* **SET PROBLEM**
Return all the data below as it stands, minus the pictures.

* **EXTRACTED DATA**
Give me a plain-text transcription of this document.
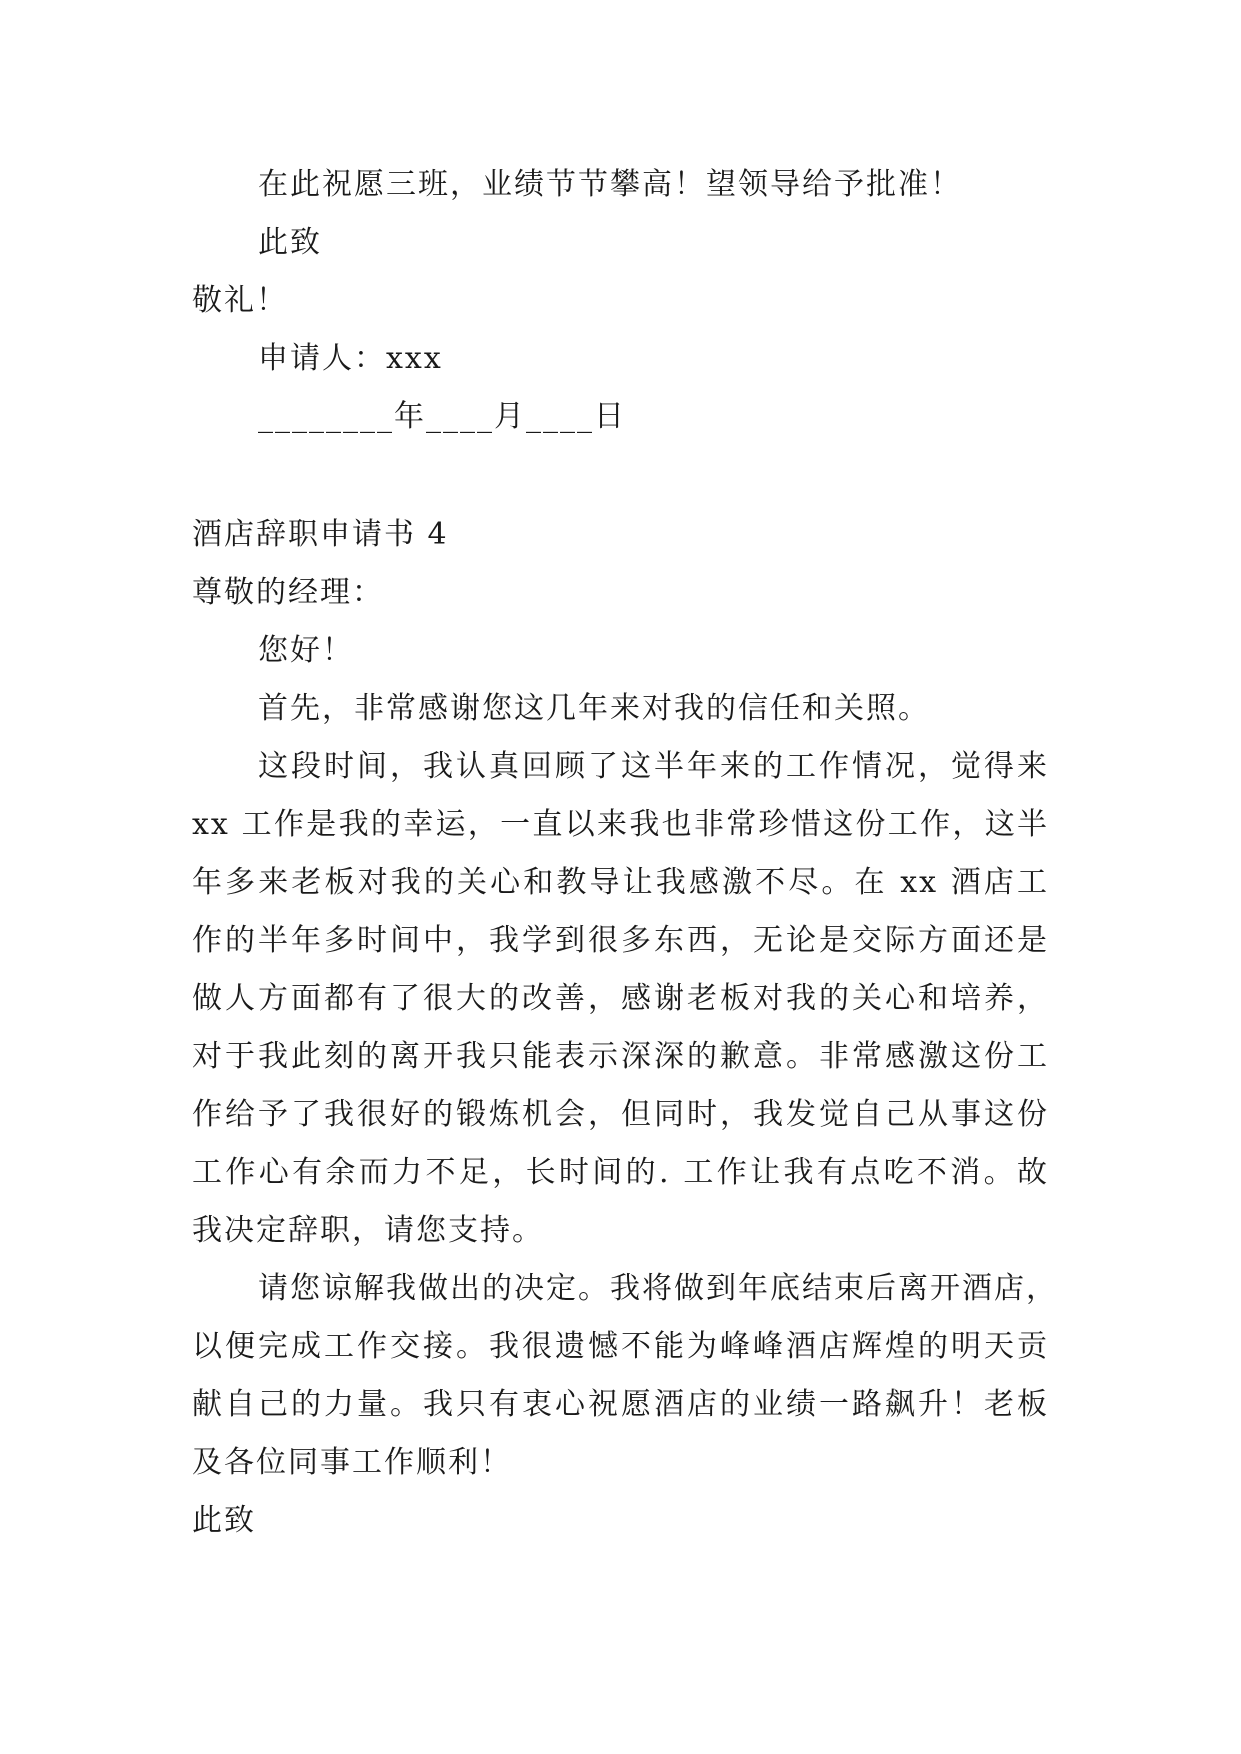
在此祝愿三班，业绩节节攀高！望领导给予批准！
此致
敬礼！
申请人：xxx
________年____月____日
酒店辞职申请书 4
尊敬的经理：
您好！
首先，非常感谢您这几年来对我的信任和关照。
这段时间，我认真回顾了这半年来的工作情况，觉得来
xx 工作是我的幸运，一直以来我也非常珍惜这份工作，这半
年多来老板对我的关心和教导让我感激不尽。在 xx 酒店工
作的半年多时间中，我学到很多东西，无论是交际方面还是
做人方面都有了很大的改善，感谢老板对我的关心和培养，
对于我此刻的离开我只能表示深深的歉意。非常感激这份工
作给予了我很好的锻炼机会，但同时，我发觉自己从事这份
工作心有余而力不足，长时间的. 工作让我有点吃不消。故
我决定辞职，请您支持。
请您谅解我做出的决定。我将做到年底结束后离开酒店，
以便完成工作交接。我很遗憾不能为峰峰酒店辉煌的明天贡
献自己的力量。我只有衷心祝愿酒店的业绩一路飙升！老板
及各位同事工作顺利！
此致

* **SOLUTION FOR THIS EXERCISE**
Give me a plain-text transcription of this document.
在此祝愿三班，业绩节节攀高！望领导给予批准！
此致
敬礼！
申请人：xxx
________年____月____日
酒店辞职申请书 4
尊敬的经理：
您好！
首先，非常感谢您这几年来对我的信任和关照。
这段时间，我认真回顾了这半年来的工作情况，觉得来
xx 工作是我的幸运，一直以来我也非常珍惜这份工作，这半
年多来老板对我的关心和教导让我感激不尽。在 xx 酒店工
作的半年多时间中，我学到很多东西，无论是交际方面还是
做人方面都有了很大的改善，感谢老板对我的关心和培养，
对于我此刻的离开我只能表示深深的歉意。非常感激这份工
作给予了我很好的锻炼机会，但同时，我发觉自己从事这份
工作心有余而力不足，长时间的. 工作让我有点吃不消。故
我决定辞职，请您支持。
请您谅解我做出的决定。我将做到年底结束后离开酒店，
以便完成工作交接。我很遗憾不能为峰峰酒店辉煌的明天贡
献自己的力量。我只有衷心祝愿酒店的业绩一路飙升！老板
及各位同事工作顺利！
此致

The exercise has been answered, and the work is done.